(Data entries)
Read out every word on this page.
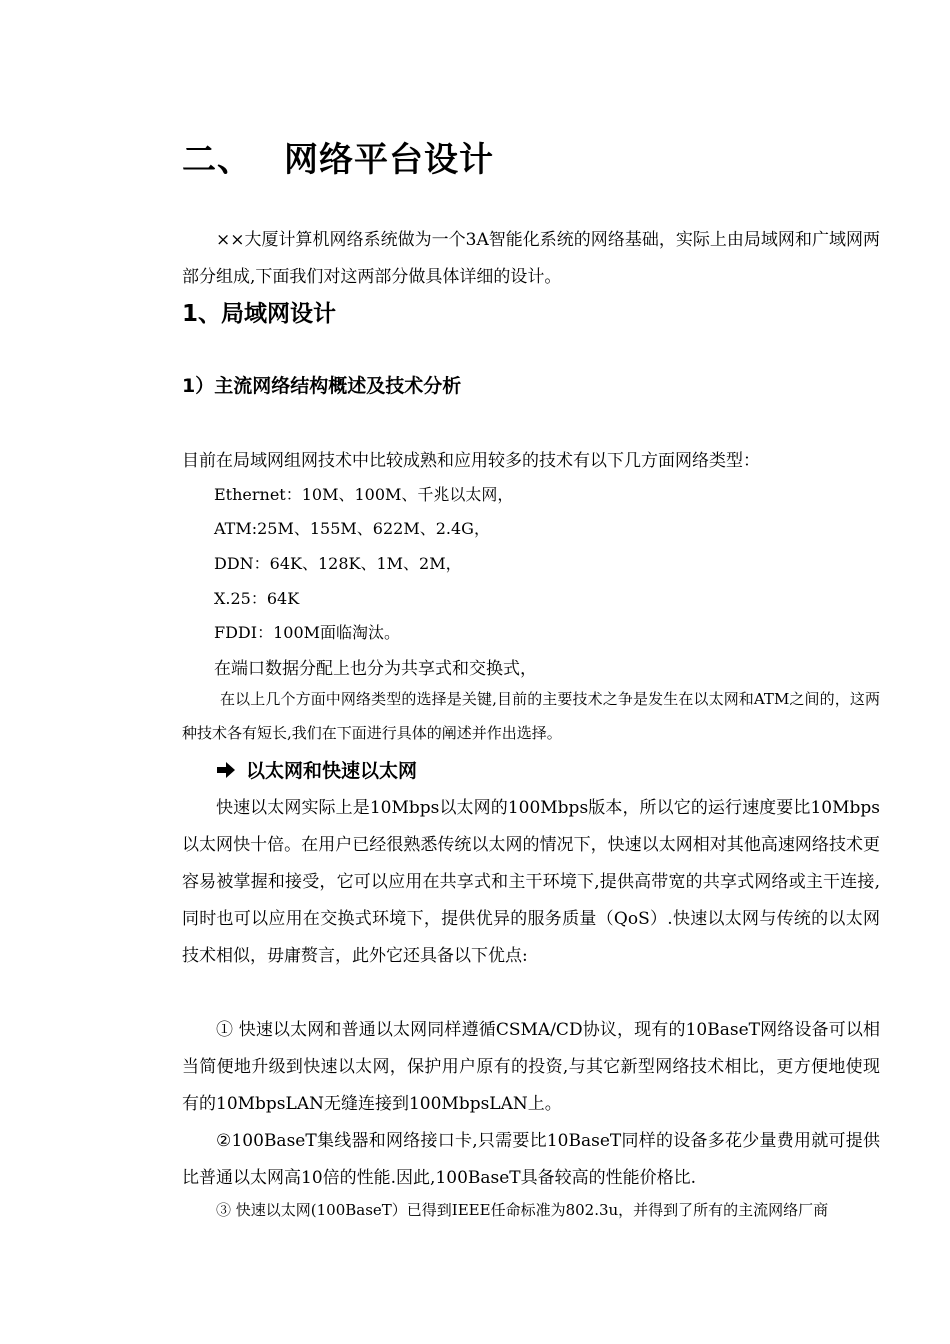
二、 网络平台设计
××大厦计算机网络系统做为一个3A智能化系统的网络基础，实际上由局域网和广域网两部分组成,下面我们对这两部分做具体详细的设计。
1、局域网设计
1）主流网络结构概述及技术分析
目前在局域网组网技术中比较成熟和应用较多的技术有以下几方面网络类型：
Ethernet：10M、100M、千兆以太网，
ATM:25M、155M、622M、2.4G，
DDN：64K、128K、1M、2M，
X.25：64K
FDDI：100M面临淘汰。
在端口数据分配上也分为共享式和交换式，
在以上几个方面中网络类型的选择是关键,目前的主要技术之争是发生在以太网和ATM之间的，这两种技术各有短长,我们在下面进行具体的阐述并作出选择。
以太网和快速以太网
快速以太网实际上是10Mbps以太网的100Mbps版本，所以它的运行速度要比10Mbps以太网快十倍。在用户已经很熟悉传统以太网的情况下，快速以太网相对其他高速网络技术更容易被掌握和接受，它可以应用在共享式和主干环境下,提供高带宽的共享式网络或主干连接,同时也可以应用在交换式环境下，提供优异的服务质量（QoS）.快速以太网与传统的以太网技术相似，毋庸赘言，此外它还具备以下优点:
① 快速以太网和普通以太网同样遵循CSMA/CD协议，现有的10BaseT网络设备可以相当简便地升级到快速以太网，保护用户原有的投资,与其它新型网络技术相比，更方便地使现有的10MbpsLAN无缝连接到100MbpsLAN上。
②100BaseT集线器和网络接口卡,只需要比10BaseT同样的设备多花少量费用就可提供比普通以太网高10倍的性能.因此,100BaseT具备较高的性能价格比.
③ 快速以太网(100BaseT）已得到IEEE任命标准为802.3u，并得到了所有的主流网络厂商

* _Exercise requirements_
Copy every record character for character. Skip the pictures.

* _Complete response_
Read out every word on this page.
二、 网络平台设计
××大厦计算机网络系统做为一个3A智能化系统的网络基础，实际上由局域网和广域网两部分组成,下面我们对这两部分做具体详细的设计。
1、局域网设计
1）主流网络结构概述及技术分析
目前在局域网组网技术中比较成熟和应用较多的技术有以下几方面网络类型：
Ethernet：10M、100M、千兆以太网，
ATM:25M、155M、622M、2.4G，
DDN：64K、128K、1M、2M，
X.25：64K
FDDI：100M面临淘汰。
在端口数据分配上也分为共享式和交换式，
在以上几个方面中网络类型的选择是关键,目前的主要技术之争是发生在以太网和ATM之间的，这两种技术各有短长,我们在下面进行具体的阐述并作出选择。
以太网和快速以太网
快速以太网实际上是10Mbps以太网的100Mbps版本，所以它的运行速度要比10Mbps以太网快十倍。在用户已经很熟悉传统以太网的情况下，快速以太网相对其他高速网络技术更容易被掌握和接受，它可以应用在共享式和主干环境下,提供高带宽的共享式网络或主干连接,同时也可以应用在交换式环境下，提供优异的服务质量（QoS）.快速以太网与传统的以太网技术相似，毋庸赘言，此外它还具备以下优点:
① 快速以太网和普通以太网同样遵循CSMA/CD协议，现有的10BaseT网络设备可以相当简便地升级到快速以太网，保护用户原有的投资,与其它新型网络技术相比，更方便地使现有的10MbpsLAN无缝连接到100MbpsLAN上。
②100BaseT集线器和网络接口卡,只需要比10BaseT同样的设备多花少量费用就可提供比普通以太网高10倍的性能.因此,100BaseT具备较高的性能价格比.
③ 快速以太网(100BaseT）已得到IEEE任命标准为802.3u，并得到了所有的主流网络厂商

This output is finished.